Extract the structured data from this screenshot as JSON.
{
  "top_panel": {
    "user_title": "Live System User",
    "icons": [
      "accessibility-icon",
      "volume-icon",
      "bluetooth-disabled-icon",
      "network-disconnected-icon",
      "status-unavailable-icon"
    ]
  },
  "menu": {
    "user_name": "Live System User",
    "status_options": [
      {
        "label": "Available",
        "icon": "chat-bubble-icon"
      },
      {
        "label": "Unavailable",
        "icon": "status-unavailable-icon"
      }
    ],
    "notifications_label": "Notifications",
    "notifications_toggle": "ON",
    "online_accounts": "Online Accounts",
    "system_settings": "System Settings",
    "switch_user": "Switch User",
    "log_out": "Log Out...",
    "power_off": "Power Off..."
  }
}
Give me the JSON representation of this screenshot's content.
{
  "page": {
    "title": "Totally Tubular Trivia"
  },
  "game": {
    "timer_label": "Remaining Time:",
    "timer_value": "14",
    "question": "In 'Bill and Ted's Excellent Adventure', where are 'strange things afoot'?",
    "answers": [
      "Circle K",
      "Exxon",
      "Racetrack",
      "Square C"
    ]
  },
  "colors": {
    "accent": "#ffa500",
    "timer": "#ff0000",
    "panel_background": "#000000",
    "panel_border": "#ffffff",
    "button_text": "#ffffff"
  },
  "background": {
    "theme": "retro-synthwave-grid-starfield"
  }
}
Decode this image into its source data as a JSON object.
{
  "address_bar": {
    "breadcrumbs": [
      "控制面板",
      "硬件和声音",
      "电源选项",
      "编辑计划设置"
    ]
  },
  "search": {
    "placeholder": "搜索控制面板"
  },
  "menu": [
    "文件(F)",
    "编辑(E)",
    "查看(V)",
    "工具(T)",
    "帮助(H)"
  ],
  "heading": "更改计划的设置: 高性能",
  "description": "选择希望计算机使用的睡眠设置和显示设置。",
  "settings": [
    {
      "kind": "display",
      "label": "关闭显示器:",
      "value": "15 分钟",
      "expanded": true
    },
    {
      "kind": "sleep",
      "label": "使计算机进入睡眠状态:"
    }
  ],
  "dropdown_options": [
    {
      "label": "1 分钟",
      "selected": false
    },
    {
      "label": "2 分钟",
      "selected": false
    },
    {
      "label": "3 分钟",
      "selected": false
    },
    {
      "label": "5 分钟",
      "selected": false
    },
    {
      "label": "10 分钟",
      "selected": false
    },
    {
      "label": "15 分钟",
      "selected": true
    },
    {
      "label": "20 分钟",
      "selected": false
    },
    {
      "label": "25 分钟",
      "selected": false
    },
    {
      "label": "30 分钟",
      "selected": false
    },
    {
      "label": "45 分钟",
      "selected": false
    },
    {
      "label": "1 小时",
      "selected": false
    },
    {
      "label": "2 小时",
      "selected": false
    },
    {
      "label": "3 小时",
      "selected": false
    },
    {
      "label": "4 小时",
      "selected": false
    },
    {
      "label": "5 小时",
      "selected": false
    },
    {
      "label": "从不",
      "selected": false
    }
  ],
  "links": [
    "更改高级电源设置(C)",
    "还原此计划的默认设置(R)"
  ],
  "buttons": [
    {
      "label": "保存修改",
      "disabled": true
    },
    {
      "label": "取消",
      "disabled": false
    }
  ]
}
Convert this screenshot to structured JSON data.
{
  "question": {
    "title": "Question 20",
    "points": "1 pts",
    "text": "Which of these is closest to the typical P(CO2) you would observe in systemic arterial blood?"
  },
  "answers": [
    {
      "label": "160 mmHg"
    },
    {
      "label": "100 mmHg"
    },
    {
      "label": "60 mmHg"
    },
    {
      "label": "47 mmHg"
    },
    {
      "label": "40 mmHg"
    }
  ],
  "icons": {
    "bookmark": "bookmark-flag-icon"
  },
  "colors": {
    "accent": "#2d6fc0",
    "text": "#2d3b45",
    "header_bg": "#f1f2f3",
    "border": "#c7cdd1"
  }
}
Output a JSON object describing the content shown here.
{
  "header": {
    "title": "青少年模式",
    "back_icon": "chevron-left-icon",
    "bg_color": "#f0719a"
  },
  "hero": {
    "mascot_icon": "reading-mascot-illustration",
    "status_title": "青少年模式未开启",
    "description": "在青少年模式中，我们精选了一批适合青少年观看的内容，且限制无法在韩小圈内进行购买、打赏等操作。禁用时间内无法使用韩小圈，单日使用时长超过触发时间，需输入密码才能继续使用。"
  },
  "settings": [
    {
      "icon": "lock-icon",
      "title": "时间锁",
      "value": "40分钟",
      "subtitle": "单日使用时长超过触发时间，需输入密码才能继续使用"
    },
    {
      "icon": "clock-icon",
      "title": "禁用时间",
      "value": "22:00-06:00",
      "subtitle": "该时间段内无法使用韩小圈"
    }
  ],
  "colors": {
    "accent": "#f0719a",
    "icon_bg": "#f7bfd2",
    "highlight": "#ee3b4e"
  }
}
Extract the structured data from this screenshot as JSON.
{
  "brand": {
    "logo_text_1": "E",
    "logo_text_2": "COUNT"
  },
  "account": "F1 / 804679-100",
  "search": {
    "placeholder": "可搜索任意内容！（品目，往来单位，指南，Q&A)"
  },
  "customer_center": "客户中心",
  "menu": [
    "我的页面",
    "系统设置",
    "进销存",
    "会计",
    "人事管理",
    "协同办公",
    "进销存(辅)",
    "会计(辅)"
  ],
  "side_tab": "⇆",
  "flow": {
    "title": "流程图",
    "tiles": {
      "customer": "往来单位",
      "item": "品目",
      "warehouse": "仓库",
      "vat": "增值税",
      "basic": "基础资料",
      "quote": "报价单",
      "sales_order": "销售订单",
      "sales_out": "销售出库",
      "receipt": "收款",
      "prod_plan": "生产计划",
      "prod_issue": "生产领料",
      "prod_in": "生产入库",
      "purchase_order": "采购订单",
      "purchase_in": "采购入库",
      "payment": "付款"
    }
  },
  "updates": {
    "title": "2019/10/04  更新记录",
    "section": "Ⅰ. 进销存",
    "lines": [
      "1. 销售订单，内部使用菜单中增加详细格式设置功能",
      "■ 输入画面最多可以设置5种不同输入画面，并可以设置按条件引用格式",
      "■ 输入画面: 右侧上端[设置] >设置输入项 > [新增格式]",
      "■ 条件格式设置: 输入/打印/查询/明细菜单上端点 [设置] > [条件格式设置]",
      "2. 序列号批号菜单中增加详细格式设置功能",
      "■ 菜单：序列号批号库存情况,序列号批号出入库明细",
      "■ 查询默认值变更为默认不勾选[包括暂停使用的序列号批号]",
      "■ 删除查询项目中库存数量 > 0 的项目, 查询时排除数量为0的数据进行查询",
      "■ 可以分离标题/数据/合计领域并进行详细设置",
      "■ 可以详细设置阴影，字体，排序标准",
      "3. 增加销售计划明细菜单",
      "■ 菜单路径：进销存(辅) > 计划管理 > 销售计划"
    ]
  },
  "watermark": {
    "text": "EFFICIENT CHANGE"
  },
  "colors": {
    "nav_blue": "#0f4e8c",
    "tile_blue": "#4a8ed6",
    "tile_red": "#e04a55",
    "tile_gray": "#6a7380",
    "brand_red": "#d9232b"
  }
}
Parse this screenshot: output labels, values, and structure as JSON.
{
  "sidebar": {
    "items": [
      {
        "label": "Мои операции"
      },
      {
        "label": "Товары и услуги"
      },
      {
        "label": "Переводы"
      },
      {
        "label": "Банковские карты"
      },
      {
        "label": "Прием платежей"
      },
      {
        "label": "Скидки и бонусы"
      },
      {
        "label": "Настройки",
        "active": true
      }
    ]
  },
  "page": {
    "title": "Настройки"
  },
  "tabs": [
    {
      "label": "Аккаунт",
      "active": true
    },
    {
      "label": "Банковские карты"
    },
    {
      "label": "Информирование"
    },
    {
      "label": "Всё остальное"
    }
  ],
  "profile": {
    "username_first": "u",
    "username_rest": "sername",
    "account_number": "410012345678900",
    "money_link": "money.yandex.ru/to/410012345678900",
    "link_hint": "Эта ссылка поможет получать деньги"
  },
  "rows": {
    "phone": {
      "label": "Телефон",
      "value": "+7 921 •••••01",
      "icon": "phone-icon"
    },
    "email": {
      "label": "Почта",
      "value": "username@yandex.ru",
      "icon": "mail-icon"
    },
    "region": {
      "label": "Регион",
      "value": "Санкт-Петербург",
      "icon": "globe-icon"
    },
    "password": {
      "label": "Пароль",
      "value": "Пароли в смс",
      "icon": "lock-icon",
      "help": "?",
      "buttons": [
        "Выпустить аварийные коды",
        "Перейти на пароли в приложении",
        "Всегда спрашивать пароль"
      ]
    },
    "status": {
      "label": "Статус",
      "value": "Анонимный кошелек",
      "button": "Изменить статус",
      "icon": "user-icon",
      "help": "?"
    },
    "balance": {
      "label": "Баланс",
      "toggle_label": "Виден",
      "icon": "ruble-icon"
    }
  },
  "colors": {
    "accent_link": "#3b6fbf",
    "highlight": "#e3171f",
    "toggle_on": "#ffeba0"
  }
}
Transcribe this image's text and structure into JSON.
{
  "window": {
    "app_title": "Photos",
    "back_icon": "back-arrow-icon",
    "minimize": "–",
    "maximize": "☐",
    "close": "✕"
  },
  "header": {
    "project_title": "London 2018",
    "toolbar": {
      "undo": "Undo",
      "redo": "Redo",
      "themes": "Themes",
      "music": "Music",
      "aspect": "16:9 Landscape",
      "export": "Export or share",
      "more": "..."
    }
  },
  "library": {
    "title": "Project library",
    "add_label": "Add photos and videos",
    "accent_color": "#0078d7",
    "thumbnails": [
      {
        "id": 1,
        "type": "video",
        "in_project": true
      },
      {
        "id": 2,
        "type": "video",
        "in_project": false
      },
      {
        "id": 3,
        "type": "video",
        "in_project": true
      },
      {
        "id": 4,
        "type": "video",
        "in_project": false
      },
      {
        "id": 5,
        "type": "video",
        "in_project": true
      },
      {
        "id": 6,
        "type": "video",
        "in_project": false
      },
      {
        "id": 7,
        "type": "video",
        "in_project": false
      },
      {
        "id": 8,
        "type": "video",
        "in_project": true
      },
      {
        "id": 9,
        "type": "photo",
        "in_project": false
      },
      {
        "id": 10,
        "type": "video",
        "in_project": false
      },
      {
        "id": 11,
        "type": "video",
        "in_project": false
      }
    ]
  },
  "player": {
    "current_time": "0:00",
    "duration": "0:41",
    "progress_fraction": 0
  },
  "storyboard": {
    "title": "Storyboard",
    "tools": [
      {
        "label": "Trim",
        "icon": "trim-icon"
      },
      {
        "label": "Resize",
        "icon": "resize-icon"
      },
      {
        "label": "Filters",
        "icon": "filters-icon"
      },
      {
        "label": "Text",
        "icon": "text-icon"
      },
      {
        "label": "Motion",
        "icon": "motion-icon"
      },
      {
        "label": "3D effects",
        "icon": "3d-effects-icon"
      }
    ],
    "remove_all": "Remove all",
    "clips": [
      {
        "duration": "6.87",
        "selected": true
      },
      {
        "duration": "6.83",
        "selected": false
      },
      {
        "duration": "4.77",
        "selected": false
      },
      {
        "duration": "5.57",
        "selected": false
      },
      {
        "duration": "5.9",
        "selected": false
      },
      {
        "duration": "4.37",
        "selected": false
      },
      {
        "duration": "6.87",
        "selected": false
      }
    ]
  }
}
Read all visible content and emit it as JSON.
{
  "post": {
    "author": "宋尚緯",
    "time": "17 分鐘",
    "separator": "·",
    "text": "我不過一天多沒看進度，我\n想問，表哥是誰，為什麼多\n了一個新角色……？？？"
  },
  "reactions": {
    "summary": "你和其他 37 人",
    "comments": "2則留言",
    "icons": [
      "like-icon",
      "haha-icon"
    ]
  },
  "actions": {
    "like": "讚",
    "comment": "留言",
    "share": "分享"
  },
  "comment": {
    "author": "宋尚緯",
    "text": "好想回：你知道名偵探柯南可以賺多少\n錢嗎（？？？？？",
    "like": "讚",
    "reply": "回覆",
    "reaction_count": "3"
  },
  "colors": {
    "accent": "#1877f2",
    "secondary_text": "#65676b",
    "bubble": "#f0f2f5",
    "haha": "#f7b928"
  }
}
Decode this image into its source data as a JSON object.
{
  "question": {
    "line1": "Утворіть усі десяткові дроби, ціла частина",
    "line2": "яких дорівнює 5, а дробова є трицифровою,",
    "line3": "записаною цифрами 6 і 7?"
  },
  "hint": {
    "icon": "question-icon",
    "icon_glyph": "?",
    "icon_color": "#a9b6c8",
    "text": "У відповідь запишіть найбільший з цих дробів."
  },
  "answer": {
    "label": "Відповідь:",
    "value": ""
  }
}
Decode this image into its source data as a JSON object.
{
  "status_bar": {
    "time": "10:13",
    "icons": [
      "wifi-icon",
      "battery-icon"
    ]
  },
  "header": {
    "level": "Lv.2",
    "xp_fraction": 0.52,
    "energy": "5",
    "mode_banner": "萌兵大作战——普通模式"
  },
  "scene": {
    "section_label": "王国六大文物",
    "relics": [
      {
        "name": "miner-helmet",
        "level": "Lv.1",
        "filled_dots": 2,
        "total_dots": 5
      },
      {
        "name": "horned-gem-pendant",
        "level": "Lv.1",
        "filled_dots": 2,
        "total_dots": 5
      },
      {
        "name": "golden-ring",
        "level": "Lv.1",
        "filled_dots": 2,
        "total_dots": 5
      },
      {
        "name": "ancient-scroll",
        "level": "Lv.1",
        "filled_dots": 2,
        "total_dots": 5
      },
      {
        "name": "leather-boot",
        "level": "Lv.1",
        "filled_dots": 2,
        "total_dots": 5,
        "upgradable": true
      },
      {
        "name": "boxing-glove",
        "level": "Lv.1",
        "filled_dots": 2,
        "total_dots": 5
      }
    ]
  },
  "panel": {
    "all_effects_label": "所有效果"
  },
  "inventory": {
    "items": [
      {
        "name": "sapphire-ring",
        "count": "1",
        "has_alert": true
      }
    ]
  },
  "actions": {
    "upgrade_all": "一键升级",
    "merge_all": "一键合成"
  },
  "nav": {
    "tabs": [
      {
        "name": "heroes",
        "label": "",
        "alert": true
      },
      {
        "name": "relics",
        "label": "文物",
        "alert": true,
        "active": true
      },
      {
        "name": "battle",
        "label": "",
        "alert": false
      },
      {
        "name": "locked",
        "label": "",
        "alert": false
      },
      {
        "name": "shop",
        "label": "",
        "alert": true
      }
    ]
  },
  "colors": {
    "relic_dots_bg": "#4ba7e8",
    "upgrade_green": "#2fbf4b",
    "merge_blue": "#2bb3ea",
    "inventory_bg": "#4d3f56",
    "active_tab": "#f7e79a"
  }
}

### [Goal of the exercise]
Determine the number of lines in these entries that contain the word "ffffff", and write only that number.

### [Result for this exercise]
2